**MATERIALS PROVIDED:**
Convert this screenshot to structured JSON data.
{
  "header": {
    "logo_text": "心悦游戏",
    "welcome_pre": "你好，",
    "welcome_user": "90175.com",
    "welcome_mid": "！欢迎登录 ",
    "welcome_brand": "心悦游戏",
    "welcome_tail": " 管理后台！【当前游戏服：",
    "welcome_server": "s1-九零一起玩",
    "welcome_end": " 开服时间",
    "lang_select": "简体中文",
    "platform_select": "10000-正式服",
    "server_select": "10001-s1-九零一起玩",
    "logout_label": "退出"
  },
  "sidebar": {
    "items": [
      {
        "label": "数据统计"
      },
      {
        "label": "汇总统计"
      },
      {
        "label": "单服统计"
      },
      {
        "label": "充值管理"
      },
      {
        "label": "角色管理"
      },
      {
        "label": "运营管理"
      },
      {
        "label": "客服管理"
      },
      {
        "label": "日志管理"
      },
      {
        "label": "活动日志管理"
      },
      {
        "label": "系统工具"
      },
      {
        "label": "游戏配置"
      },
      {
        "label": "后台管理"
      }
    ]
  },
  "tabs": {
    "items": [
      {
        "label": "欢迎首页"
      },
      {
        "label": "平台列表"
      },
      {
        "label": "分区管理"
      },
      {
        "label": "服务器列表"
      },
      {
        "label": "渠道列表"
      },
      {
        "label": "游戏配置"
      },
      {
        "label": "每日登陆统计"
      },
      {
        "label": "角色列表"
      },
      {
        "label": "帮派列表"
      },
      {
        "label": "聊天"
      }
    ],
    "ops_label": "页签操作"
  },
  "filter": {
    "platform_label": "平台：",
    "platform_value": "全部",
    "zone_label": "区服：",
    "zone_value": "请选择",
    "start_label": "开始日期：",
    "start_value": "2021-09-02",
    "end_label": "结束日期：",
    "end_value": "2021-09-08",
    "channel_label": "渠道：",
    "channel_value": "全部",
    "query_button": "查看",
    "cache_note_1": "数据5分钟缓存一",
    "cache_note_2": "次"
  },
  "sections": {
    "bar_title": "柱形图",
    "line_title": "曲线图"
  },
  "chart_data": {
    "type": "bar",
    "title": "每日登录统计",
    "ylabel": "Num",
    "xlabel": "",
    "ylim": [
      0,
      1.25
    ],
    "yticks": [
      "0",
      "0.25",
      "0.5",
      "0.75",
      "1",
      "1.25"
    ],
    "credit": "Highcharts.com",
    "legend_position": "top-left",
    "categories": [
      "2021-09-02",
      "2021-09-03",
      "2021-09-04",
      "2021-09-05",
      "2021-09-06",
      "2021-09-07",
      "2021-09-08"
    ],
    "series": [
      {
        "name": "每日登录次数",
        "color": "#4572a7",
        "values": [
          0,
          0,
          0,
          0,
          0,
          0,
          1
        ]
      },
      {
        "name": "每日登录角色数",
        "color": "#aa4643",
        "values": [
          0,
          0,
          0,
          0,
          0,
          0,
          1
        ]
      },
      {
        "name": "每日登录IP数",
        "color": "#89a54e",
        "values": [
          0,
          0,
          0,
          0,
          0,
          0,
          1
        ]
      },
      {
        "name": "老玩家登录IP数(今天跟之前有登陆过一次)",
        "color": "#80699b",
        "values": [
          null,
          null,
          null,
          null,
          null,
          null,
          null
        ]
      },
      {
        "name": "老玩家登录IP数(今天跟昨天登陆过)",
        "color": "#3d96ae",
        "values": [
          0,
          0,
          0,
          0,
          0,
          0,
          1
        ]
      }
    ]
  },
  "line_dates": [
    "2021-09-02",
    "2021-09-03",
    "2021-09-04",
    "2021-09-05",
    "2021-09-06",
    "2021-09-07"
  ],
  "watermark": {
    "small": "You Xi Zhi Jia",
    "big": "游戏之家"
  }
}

**WHAT THE EXERCISE ASKS:**
Pull out and copy each line containing the string "老玩家登录IP数".

**CORRECT RESPONSE:**
        "name": "老玩家登录IP数(今天跟之前有登陆过一次)",
        "name": "老玩家登录IP数(今天跟昨天登陆过)",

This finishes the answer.